EXERCISE DESCRIPTION:
Scan the lines below for the word "Probability". Copy each line you find it in.
— begin ITEMS —
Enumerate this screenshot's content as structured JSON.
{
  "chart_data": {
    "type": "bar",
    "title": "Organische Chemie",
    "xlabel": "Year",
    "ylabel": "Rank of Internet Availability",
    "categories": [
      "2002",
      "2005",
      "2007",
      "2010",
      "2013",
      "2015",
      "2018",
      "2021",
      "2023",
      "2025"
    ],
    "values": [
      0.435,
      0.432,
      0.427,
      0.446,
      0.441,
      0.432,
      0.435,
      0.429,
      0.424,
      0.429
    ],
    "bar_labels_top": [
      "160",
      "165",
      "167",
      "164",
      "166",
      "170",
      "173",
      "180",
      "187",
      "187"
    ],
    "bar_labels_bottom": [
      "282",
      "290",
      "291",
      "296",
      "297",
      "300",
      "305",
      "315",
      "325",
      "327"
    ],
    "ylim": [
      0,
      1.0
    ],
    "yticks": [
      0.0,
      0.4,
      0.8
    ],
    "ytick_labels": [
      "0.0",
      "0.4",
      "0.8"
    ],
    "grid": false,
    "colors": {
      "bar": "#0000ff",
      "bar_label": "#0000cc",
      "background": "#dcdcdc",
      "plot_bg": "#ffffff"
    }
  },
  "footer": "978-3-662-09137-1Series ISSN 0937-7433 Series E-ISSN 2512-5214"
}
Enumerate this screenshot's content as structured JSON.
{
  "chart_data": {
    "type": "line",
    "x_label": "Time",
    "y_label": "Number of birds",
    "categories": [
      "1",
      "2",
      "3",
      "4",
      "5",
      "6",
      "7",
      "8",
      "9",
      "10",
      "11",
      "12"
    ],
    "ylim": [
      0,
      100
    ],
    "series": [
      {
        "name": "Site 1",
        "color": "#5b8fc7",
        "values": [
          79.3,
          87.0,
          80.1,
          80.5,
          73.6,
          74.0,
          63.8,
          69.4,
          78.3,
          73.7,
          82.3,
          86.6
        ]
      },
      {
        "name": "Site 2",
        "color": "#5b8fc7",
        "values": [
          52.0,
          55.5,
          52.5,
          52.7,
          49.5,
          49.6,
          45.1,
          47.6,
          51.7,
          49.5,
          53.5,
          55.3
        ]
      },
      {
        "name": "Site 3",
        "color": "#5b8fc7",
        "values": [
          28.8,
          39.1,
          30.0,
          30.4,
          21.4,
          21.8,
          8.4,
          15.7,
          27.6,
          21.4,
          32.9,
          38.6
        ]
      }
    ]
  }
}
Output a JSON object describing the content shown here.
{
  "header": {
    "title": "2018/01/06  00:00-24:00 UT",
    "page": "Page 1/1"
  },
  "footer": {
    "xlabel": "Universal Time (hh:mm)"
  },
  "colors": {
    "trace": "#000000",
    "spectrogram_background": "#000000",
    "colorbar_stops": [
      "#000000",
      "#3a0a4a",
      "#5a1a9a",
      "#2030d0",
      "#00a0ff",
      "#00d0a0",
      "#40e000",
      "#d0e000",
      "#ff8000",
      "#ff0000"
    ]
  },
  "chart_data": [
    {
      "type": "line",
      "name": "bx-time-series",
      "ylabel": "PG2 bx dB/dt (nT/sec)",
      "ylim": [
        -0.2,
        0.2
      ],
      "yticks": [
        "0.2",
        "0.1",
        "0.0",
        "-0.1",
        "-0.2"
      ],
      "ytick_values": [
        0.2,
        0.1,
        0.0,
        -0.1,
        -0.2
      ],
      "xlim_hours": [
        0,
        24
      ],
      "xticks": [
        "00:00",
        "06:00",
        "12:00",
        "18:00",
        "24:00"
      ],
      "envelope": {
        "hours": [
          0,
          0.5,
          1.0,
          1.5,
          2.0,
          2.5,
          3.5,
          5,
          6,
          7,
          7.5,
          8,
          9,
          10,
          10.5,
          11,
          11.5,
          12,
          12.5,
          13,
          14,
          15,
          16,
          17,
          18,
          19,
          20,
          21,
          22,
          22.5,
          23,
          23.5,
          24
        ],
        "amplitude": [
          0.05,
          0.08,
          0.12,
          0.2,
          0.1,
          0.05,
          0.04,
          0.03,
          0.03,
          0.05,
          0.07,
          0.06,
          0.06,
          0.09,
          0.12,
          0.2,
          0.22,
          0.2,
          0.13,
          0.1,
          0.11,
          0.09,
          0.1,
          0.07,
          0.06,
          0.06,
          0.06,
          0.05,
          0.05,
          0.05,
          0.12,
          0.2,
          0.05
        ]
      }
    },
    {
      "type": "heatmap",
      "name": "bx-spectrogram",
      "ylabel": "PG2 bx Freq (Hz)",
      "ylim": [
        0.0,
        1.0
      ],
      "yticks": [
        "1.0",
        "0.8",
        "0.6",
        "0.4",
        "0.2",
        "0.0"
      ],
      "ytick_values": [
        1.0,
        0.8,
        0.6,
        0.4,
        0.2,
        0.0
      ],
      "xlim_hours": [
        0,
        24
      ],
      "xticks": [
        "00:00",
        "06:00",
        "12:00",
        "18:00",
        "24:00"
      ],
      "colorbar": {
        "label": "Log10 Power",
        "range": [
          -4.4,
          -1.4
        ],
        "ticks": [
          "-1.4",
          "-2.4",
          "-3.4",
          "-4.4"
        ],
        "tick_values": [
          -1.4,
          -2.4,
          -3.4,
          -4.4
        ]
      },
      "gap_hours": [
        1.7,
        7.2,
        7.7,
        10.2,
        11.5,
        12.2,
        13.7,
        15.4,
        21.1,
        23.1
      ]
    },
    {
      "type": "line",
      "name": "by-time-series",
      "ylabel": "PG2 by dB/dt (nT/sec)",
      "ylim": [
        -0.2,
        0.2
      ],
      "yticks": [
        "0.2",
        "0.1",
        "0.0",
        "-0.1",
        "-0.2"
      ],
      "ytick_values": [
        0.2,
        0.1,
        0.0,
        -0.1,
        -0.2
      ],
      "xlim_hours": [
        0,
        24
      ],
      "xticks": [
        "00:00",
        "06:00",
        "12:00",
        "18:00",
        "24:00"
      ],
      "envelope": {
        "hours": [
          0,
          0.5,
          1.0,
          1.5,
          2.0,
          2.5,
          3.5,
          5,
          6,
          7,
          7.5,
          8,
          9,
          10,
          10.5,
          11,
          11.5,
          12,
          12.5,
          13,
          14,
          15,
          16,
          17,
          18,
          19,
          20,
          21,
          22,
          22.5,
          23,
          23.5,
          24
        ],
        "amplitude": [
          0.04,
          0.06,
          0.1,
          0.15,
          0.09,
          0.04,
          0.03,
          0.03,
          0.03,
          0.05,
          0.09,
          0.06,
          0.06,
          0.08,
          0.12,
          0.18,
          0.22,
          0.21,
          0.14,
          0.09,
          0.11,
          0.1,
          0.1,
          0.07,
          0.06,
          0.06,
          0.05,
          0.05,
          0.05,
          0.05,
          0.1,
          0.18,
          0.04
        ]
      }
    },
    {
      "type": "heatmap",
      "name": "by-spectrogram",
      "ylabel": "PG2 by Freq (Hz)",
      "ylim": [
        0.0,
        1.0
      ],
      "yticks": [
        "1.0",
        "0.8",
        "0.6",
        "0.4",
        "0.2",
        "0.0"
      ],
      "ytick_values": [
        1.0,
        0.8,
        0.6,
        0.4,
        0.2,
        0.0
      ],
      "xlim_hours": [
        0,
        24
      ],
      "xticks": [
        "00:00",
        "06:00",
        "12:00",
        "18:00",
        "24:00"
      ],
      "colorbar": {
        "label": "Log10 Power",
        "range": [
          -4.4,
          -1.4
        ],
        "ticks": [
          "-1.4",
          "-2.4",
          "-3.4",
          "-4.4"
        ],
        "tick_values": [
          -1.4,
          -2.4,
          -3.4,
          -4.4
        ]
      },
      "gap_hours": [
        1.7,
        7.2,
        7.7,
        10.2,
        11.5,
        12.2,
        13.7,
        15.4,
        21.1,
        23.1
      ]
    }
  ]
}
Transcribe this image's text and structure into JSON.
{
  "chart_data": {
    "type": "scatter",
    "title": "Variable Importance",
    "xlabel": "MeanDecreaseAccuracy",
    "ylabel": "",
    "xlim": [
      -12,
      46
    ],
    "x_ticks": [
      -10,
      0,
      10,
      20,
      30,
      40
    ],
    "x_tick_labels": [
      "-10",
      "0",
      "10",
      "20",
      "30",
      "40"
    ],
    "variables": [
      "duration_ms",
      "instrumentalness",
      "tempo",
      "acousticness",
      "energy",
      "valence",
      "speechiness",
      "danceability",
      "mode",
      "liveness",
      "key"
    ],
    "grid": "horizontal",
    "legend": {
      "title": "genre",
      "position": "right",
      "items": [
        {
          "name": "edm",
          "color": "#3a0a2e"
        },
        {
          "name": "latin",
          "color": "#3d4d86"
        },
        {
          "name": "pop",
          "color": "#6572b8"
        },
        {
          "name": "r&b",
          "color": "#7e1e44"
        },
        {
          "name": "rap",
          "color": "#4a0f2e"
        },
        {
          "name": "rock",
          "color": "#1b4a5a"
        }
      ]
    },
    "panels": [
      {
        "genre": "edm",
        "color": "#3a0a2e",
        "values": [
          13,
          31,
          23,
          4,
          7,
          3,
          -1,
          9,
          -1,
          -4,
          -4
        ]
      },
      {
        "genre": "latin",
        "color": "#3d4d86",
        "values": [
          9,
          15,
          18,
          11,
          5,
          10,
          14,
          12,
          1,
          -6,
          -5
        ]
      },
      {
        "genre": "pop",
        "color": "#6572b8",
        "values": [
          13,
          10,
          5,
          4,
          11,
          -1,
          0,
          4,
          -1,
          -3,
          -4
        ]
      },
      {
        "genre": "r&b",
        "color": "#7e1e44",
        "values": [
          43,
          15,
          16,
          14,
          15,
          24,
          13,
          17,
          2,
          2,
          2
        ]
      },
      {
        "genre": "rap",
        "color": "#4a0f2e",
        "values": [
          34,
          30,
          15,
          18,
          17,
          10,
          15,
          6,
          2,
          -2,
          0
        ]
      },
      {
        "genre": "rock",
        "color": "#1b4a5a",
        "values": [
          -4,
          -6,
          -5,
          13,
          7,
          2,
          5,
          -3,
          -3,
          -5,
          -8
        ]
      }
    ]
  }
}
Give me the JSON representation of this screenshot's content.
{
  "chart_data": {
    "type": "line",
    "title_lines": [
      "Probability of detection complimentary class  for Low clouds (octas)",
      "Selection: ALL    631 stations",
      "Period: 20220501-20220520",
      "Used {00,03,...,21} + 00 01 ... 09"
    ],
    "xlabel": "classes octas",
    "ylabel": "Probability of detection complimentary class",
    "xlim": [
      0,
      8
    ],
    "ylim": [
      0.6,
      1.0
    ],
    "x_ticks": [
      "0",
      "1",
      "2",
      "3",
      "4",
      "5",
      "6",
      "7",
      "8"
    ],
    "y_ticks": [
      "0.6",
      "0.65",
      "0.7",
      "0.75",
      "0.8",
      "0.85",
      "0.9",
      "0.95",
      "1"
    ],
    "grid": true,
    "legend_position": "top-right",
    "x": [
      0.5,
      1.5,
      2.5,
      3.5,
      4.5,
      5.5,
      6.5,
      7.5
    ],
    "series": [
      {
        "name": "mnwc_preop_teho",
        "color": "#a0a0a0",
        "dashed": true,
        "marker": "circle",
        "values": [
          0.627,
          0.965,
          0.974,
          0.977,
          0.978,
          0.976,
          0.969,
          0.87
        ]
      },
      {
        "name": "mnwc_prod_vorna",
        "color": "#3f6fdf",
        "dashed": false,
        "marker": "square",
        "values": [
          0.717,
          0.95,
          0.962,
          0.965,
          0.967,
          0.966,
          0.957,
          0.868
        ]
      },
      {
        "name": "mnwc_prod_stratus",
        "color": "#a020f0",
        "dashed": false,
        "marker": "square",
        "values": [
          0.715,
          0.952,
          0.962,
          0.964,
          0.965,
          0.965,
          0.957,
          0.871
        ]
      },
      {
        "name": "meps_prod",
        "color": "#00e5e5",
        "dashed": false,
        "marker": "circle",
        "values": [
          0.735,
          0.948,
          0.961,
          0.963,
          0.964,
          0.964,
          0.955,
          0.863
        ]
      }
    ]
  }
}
— end ITEMS —
WRITTEN ANSWER:
      "Probability of detection complimentary class  for Low clouds (octas)",
    "ylabel": "Probability of detection complimentary class",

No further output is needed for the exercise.